** Begin **
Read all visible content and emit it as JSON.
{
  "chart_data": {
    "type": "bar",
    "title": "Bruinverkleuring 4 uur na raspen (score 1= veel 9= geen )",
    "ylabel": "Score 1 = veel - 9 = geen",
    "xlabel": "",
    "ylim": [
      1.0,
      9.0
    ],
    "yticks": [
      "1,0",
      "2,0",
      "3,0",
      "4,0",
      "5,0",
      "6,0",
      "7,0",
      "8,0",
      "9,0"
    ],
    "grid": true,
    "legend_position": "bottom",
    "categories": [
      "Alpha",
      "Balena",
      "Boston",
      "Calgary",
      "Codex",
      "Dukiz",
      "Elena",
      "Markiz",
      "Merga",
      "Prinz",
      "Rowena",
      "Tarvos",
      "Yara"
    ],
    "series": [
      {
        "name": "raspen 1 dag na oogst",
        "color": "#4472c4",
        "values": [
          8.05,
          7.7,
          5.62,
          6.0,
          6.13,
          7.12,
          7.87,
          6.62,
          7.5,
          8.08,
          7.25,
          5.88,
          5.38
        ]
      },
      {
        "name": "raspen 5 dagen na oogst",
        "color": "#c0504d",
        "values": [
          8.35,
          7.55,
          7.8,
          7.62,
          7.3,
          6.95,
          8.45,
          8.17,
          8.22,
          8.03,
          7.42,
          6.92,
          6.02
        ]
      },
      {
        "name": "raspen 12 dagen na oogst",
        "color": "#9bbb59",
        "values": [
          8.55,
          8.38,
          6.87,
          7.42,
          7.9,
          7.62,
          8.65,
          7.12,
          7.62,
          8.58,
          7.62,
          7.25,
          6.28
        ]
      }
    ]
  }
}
** End **
*AIM*
Print the whole listing exactly as it is.

*REPLY TO THE TASK*
Read all visible content and emit it as JSON.
{
  "chart_data": {
    "type": "bar",
    "title": "Bruinverkleuring 4 uur na raspen (score 1= veel 9= geen )",
    "ylabel": "Score 1 = veel - 9 = geen",
    "xlabel": "",
    "ylim": [
      1.0,
      9.0
    ],
    "yticks": [
      "1,0",
      "2,0",
      "3,0",
      "4,0",
      "5,0",
      "6,0",
      "7,0",
      "8,0",
      "9,0"
    ],
    "grid": true,
    "legend_position": "bottom",
    "categories": [
      "Alpha",
      "Balena",
      "Boston",
      "Calgary",
      "Codex",
      "Dukiz",
      "Elena",
      "Markiz",
      "Merga",
      "Prinz",
      "Rowena",
      "Tarvos",
      "Yara"
    ],
    "series": [
      {
        "name": "raspen 1 dag na oogst",
        "color": "#4472c4",
        "values": [
          8.05,
          7.7,
          5.62,
          6.0,
          6.13,
          7.12,
          7.87,
          6.62,
          7.5,
          8.08,
          7.25,
          5.88,
          5.38
        ]
      },
      {
        "name": "raspen 5 dagen na oogst",
        "color": "#c0504d",
        "values": [
          8.35,
          7.55,
          7.8,
          7.62,
          7.3,
          6.95,
          8.45,
          8.17,
          8.22,
          8.03,
          7.42,
          6.92,
          6.02
        ]
      },
      {
        "name": "raspen 12 dagen na oogst",
        "color": "#9bbb59",
        "values": [
          8.55,
          8.38,
          6.87,
          7.42,
          7.9,
          7.62,
          8.65,
          7.12,
          7.62,
          8.58,
          7.62,
          7.25,
          6.28
        ]
      }
    ]
  }
}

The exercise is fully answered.